Passage provided>
◇ ◇ ◇ ◇ ◇

From the very beginning, that was the paramount issue. You are dealing with people who are in probably some of the most stressful situations they are going to be in their lives. That’s the reality of these systems like policing or healthcare where these are not going to be your best moments necessarily. Privacy is huge both for the officers and for the civilians involved. One of our guiding lights is that things for us should be taken care of through the justice system. That is of critical importance. We have no interest in participating in any form of retaliation both of officers or civilians who might be represented in the data.

This idea that we become this library where people can then go and look up people to have grievances against and things like that is the number one thing that we want to avoid. One of the primary concerns that we have from that aspect is making sure that people, in general, are protected. People aren’t at risk of losing job opportunities, being harassed, or anything like that if they are seen as victims or of people who have reported incidents and things like that. We don’t want police officers to have anything against them when they are doing their jobs and when most of them are trying their best to do things the right way. That’s a primary concern.

◇ ◇ ◇ ◇ ◇

The tasks>
**a)** Answer these questions about the passage on privacy.
(i) Besides policing, what system does it name as one where people face some of their most stressful situations?
(ii) Through what does it say things should be taken care of?
(iii) What does it call the number one thing to avoid?
**b)** Rewrite the passage on privacy from "From the very" up to and including "in the data.", replacing "civilians" with "community members".

Records showing where elements appear>
◇ ◇ ◇ ◇ ◇

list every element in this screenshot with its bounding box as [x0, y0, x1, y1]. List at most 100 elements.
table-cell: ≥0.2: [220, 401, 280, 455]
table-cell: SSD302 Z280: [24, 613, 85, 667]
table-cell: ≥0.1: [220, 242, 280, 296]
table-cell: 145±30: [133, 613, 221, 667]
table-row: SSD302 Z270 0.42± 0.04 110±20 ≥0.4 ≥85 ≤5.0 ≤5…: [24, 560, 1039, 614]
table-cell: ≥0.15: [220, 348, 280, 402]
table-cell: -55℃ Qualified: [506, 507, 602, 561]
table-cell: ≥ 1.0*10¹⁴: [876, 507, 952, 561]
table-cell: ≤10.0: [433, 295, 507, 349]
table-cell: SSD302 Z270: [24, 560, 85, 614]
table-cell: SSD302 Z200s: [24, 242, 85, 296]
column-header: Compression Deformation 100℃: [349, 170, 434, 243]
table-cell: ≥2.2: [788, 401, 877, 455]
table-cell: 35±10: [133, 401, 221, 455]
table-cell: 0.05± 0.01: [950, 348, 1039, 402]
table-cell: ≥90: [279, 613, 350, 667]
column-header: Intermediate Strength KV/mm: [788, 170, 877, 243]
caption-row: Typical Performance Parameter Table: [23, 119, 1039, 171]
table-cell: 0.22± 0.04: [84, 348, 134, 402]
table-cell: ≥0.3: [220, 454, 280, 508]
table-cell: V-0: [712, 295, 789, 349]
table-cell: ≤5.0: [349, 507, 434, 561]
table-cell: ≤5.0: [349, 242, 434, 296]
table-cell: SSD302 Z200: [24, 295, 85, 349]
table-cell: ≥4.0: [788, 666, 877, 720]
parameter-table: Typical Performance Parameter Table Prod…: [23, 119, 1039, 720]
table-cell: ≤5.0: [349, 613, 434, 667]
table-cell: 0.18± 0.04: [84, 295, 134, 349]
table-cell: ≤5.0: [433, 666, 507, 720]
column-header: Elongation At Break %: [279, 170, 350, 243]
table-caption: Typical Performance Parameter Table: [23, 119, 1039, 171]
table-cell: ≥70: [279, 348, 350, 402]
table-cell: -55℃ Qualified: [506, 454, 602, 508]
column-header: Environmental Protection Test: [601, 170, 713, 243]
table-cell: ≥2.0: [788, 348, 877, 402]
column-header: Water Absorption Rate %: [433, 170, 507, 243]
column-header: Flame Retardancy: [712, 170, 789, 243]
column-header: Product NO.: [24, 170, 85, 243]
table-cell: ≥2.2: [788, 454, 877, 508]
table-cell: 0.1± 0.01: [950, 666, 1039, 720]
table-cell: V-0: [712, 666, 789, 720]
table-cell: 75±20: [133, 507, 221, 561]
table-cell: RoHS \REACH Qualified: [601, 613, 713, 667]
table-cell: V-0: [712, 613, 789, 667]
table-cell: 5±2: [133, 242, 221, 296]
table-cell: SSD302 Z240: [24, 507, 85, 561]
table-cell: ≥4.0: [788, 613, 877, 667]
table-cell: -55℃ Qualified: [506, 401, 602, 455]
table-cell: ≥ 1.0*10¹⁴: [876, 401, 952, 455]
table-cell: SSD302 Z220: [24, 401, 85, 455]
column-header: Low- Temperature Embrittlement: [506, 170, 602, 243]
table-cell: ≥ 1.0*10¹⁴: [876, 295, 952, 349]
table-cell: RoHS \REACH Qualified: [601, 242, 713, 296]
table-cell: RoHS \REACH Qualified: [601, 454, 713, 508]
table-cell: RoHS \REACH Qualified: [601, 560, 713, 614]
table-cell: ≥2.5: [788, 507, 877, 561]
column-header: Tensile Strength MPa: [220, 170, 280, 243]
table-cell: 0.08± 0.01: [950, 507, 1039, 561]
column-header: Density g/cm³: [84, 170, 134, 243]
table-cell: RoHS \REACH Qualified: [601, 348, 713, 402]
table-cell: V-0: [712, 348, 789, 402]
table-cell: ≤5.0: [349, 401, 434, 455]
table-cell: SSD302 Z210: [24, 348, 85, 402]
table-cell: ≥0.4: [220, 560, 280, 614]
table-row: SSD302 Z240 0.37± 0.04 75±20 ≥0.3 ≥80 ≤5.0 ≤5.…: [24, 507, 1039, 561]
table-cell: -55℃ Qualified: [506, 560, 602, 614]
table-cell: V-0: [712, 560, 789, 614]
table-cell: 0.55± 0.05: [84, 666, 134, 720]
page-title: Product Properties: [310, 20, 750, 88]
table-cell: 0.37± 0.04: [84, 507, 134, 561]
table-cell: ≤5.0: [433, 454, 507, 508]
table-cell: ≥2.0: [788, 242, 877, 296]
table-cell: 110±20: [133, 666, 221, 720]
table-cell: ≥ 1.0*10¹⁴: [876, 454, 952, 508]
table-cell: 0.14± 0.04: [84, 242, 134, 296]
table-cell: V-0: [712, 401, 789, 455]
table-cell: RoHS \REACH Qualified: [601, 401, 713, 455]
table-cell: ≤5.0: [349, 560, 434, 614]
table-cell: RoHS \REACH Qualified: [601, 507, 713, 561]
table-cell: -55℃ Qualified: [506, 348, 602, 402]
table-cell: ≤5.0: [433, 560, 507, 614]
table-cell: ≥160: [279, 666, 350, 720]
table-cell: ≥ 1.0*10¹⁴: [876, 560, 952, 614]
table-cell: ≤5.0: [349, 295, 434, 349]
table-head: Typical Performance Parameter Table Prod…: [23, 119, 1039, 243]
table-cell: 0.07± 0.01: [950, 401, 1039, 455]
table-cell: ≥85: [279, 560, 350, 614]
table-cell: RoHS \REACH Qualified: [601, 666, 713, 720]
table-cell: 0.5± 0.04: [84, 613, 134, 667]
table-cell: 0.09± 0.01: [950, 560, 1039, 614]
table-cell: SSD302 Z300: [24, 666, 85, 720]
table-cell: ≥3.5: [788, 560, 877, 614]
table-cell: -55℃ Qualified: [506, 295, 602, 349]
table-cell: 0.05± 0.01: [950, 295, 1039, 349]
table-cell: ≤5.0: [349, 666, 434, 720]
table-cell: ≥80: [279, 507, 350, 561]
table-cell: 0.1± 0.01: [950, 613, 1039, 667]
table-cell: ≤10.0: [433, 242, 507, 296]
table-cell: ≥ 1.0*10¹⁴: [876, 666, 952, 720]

◇ ◇ ◇ ◇ ◇

Per-task outputs>
**a)**
(i) Healthcare.
(ii) The justice system.
(iii) Becoming a library where people can go and look up people to have grievances against.

**b)**
From the very beginning, that was the paramount issue. You are dealing with people who are in probably some of the most stressful situations they are going to be in their lives. That’s the reality of these systems like policing or healthcare where these are not going to be your best moments necessarily. Privacy is huge both for the officers and for the community members involved. One of our guiding lights is that things for us should be taken care of through the justice system. That is of critical importance. We have no interest in participating in any form of retaliation both of officers or community members who might be represented in the data.